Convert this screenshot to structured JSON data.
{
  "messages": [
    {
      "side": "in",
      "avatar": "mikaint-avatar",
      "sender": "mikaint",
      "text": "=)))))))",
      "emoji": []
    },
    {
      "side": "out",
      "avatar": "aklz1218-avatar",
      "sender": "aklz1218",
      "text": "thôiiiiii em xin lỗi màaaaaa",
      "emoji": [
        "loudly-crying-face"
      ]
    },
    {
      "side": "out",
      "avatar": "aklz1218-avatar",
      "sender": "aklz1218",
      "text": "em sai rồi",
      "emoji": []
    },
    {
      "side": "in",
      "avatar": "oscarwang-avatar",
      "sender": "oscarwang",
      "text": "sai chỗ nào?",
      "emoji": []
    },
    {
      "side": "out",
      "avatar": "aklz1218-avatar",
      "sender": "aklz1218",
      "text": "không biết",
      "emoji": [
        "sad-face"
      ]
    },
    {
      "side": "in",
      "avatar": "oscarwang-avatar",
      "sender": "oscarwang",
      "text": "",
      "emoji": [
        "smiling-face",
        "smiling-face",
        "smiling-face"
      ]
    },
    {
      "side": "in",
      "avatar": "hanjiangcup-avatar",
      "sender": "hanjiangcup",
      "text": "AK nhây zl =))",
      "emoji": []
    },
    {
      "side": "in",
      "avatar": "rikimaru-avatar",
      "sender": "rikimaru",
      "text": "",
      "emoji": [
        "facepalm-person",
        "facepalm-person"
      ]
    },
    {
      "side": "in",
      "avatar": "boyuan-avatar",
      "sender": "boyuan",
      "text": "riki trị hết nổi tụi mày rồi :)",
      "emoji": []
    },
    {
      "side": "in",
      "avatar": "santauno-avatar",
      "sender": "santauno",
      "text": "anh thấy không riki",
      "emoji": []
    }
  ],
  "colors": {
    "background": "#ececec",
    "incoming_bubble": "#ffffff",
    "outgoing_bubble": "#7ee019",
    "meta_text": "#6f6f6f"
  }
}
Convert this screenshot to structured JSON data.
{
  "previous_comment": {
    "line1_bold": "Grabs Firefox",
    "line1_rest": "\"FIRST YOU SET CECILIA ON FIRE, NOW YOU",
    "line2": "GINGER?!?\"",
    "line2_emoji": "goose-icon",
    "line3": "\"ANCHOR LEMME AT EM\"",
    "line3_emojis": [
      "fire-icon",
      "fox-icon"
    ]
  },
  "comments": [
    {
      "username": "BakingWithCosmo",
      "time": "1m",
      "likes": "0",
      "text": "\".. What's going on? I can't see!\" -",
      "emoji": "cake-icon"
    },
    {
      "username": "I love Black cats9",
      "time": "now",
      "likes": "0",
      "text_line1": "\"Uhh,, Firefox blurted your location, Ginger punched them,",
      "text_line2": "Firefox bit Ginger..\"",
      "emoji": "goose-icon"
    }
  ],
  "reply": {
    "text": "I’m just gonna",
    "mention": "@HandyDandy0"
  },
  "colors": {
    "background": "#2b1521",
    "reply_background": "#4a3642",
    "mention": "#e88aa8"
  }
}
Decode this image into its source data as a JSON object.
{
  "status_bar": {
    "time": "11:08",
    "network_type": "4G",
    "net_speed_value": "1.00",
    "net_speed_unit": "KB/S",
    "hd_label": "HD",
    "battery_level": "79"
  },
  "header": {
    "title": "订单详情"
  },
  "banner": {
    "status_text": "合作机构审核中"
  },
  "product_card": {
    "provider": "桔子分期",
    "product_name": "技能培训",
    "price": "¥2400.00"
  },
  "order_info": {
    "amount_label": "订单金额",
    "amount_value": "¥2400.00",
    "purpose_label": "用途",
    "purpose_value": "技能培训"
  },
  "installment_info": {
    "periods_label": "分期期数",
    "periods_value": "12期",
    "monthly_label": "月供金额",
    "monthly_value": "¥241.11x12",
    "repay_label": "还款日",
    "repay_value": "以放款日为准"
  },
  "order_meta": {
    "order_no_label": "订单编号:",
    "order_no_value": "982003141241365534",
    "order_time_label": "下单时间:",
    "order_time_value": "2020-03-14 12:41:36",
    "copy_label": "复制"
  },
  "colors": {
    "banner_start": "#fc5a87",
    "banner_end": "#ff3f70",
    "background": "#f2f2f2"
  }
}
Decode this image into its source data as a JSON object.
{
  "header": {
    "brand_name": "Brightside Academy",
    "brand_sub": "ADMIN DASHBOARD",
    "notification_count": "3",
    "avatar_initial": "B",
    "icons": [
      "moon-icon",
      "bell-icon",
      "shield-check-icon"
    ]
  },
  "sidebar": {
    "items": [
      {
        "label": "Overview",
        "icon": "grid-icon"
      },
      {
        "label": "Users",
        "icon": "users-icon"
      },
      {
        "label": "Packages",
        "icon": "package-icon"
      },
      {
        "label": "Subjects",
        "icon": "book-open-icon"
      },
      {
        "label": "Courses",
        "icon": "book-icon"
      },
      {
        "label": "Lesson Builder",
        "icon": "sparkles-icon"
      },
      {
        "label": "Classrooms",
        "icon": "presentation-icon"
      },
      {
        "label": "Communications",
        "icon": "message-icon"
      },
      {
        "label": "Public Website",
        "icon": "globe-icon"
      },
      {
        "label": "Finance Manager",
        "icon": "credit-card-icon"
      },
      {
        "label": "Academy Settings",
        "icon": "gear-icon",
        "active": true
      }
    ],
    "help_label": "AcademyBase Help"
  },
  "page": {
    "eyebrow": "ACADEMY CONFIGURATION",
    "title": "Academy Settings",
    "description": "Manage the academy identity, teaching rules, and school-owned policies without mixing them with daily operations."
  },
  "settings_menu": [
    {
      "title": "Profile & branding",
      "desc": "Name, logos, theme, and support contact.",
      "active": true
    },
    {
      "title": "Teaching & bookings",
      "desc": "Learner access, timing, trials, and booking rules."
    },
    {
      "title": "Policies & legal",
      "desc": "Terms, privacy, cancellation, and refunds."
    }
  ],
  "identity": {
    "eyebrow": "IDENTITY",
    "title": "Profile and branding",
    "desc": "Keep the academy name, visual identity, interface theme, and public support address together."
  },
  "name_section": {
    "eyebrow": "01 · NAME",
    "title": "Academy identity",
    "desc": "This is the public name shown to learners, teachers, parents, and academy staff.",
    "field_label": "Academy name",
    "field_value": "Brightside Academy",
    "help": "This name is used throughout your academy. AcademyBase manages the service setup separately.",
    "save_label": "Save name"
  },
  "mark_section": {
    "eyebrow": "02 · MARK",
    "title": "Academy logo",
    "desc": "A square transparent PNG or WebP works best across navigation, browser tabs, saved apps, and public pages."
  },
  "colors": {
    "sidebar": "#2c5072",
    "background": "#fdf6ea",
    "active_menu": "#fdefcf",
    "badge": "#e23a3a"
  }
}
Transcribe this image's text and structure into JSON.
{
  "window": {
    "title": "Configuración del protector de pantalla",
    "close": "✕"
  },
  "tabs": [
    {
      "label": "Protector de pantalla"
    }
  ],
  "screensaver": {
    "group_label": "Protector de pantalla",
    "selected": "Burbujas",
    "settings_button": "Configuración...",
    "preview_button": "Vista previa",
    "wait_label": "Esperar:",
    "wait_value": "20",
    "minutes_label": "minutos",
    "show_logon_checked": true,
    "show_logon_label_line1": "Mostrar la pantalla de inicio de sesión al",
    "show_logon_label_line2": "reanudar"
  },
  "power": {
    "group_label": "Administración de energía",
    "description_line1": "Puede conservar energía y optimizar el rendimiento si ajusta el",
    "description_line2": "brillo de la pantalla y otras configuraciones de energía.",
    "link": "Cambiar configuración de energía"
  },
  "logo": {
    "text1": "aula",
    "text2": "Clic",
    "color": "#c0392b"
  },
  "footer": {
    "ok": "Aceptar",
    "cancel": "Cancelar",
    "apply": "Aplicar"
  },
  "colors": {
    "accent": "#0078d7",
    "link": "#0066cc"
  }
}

:: Brief ::
Repeat the records exactly, including every line.

:: The answer ::
Convert this screenshot to structured JSON data.
{
  "messages": [
    {
      "side": "in",
      "avatar": "mikaint-avatar",
      "sender": "mikaint",
      "text": "=)))))))",
      "emoji": []
    },
    {
      "side": "out",
      "avatar": "aklz1218-avatar",
      "sender": "aklz1218",
      "text": "thôiiiiii em xin lỗi màaaaaa",
      "emoji": [
        "loudly-crying-face"
      ]
    },
    {
      "side": "out",
      "avatar": "aklz1218-avatar",
      "sender": "aklz1218",
      "text": "em sai rồi",
      "emoji": []
    },
    {
      "side": "in",
      "avatar": "oscarwang-avatar",
      "sender": "oscarwang",
      "text": "sai chỗ nào?",
      "emoji": []
    },
    {
      "side": "out",
      "avatar": "aklz1218-avatar",
      "sender": "aklz1218",
      "text": "không biết",
      "emoji": [
        "sad-face"
      ]
    },
    {
      "side": "in",
      "avatar": "oscarwang-avatar",
      "sender": "oscarwang",
      "text": "",
      "emoji": [
        "smiling-face",
        "smiling-face",
        "smiling-face"
      ]
    },
    {
      "side": "in",
      "avatar": "hanjiangcup-avatar",
      "sender": "hanjiangcup",
      "text": "AK nhây zl =))",
      "emoji": []
    },
    {
      "side": "in",
      "avatar": "rikimaru-avatar",
      "sender": "rikimaru",
      "text": "",
      "emoji": [
        "facepalm-person",
        "facepalm-person"
      ]
    },
    {
      "side": "in",
      "avatar": "boyuan-avatar",
      "sender": "boyuan",
      "text": "riki trị hết nổi tụi mày rồi :)",
      "emoji": []
    },
    {
      "side": "in",
      "avatar": "santauno-avatar",
      "sender": "santauno",
      "text": "anh thấy không riki",
      "emoji": []
    }
  ],
  "colors": {
    "background": "#ececec",
    "incoming_bubble": "#ffffff",
    "outgoing_bubble": "#7ee019",
    "meta_text": "#6f6f6f"
  }
}
Convert this screenshot to structured JSON data.
{
  "previous_comment": {
    "line1_bold": "Grabs Firefox",
    "line1_rest": "\"FIRST YOU SET CECILIA ON FIRE, NOW YOU",
    "line2": "GINGER?!?\"",
    "line2_emoji": "goose-icon",
    "line3": "\"ANCHOR LEMME AT EM\"",
    "line3_emojis": [
      "fire-icon",
      "fox-icon"
    ]
  },
  "comments": [
    {
      "username": "BakingWithCosmo",
      "time": "1m",
      "likes": "0",
      "text": "\".. What's going on? I can't see!\" -",
      "emoji": "cake-icon"
    },
    {
      "username": "I love Black cats9",
      "time": "now",
      "likes": "0",
      "text_line1": "\"Uhh,, Firefox blurted your location, Ginger punched them,",
      "text_line2": "Firefox bit Ginger..\"",
      "emoji": "goose-icon"
    }
  ],
  "reply": {
    "text": "I’m just gonna",
    "mention": "@HandyDandy0"
  },
  "colors": {
    "background": "#2b1521",
    "reply_background": "#4a3642",
    "mention": "#e88aa8"
  }
}
Decode this image into its source data as a JSON object.
{
  "status_bar": {
    "time": "11:08",
    "network_type": "4G",
    "net_speed_value": "1.00",
    "net_speed_unit": "KB/S",
    "hd_label": "HD",
    "battery_level": "79"
  },
  "header": {
    "title": "订单详情"
  },
  "banner": {
    "status_text": "合作机构审核中"
  },
  "product_card": {
    "provider": "桔子分期",
    "product_name": "技能培训",
    "price": "¥2400.00"
  },
  "order_info": {
    "amount_label": "订单金额",
    "amount_value": "¥2400.00",
    "purpose_label": "用途",
    "purpose_value": "技能培训"
  },
  "installment_info": {
    "periods_label": "分期期数",
    "periods_value": "12期",
    "monthly_label": "月供金额",
    "monthly_value": "¥241.11x12",
    "repay_label": "还款日",
    "repay_value": "以放款日为准"
  },
  "order_meta": {
    "order_no_label": "订单编号:",
    "order_no_value": "982003141241365534",
    "order_time_label": "下单时间:",
    "order_time_value": "2020-03-14 12:41:36",
    "copy_label": "复制"
  },
  "colors": {
    "banner_start": "#fc5a87",
    "banner_end": "#ff3f70",
    "background": "#f2f2f2"
  }
}
Decode this image into its source data as a JSON object.
{
  "header": {
    "brand_name": "Brightside Academy",
    "brand_sub": "ADMIN DASHBOARD",
    "notification_count": "3",
    "avatar_initial": "B",
    "icons": [
      "moon-icon",
      "bell-icon",
      "shield-check-icon"
    ]
  },
  "sidebar": {
    "items": [
      {
        "label": "Overview",
        "icon": "grid-icon"
      },
      {
        "label": "Users",
        "icon": "users-icon"
      },
      {
        "label": "Packages",
        "icon": "package-icon"
      },
      {
        "label": "Subjects",
        "icon": "book-open-icon"
      },
      {
        "label": "Courses",
        "icon": "book-icon"
      },
      {
        "label": "Lesson Builder",
        "icon": "sparkles-icon"
      },
      {
        "label": "Classrooms",
        "icon": "presentation-icon"
      },
      {
        "label": "Communications",
        "icon": "message-icon"
      },
      {
        "label": "Public Website",
        "icon": "globe-icon"
      },
      {
        "label": "Finance Manager",
        "icon": "credit-card-icon"
      },
      {
        "label": "Academy Settings",
        "icon": "gear-icon",
        "active": true
      }
    ],
    "help_label": "AcademyBase Help"
  },
  "page": {
    "eyebrow": "ACADEMY CONFIGURATION",
    "title": "Academy Settings",
    "description": "Manage the academy identity, teaching rules, and school-owned policies without mixing them with daily operations."
  },
  "settings_menu": [
    {
      "title": "Profile & branding",
      "desc": "Name, logos, theme, and support contact.",
      "active": true
    },
    {
      "title": "Teaching & bookings",
      "desc": "Learner access, timing, trials, and booking rules."
    },
    {
      "title": "Policies & legal",
      "desc": "Terms, privacy, cancellation, and refunds."
    }
  ],
  "identity": {
    "eyebrow": "IDENTITY",
    "title": "Profile and branding",
    "desc": "Keep the academy name, visual identity, interface theme, and public support address together."
  },
  "name_section": {
    "eyebrow": "01 · NAME",
    "title": "Academy identity",
    "desc": "This is the public name shown to learners, teachers, parents, and academy staff.",
    "field_label": "Academy name",
    "field_value": "Brightside Academy",
    "help": "This name is used throughout your academy. AcademyBase manages the service setup separately.",
    "save_label": "Save name"
  },
  "mark_section": {
    "eyebrow": "02 · MARK",
    "title": "Academy logo",
    "desc": "A square transparent PNG or WebP works best across navigation, browser tabs, saved apps, and public pages."
  },
  "colors": {
    "sidebar": "#2c5072",
    "background": "#fdf6ea",
    "active_menu": "#fdefcf",
    "badge": "#e23a3a"
  }
}
Transcribe this image's text and structure into JSON.
{
  "window": {
    "title": "Configuración del protector de pantalla",
    "close": "✕"
  },
  "tabs": [
    {
      "label": "Protector de pantalla"
    }
  ],
  "screensaver": {
    "group_label": "Protector de pantalla",
    "selected": "Burbujas",
    "settings_button": "Configuración...",
    "preview_button": "Vista previa",
    "wait_label": "Esperar:",
    "wait_value": "20",
    "minutes_label": "minutos",
    "show_logon_checked": true,
    "show_logon_label_line1": "Mostrar la pantalla de inicio de sesión al",
    "show_logon_label_line2": "reanudar"
  },
  "power": {
    "group_label": "Administración de energía",
    "description_line1": "Puede conservar energía y optimizar el rendimiento si ajusta el",
    "description_line2": "brillo de la pantalla y otras configuraciones de energía.",
    "link": "Cambiar configuración de energía"
  },
  "logo": {
    "text1": "aula",
    "text2": "Clic",
    "color": "#c0392b"
  },
  "footer": {
    "ok": "Aceptar",
    "cancel": "Cancelar",
    "apply": "Aplicar"
  },
  "colors": {
    "accent": "#0078d7",
    "link": "#0066cc"
  }
}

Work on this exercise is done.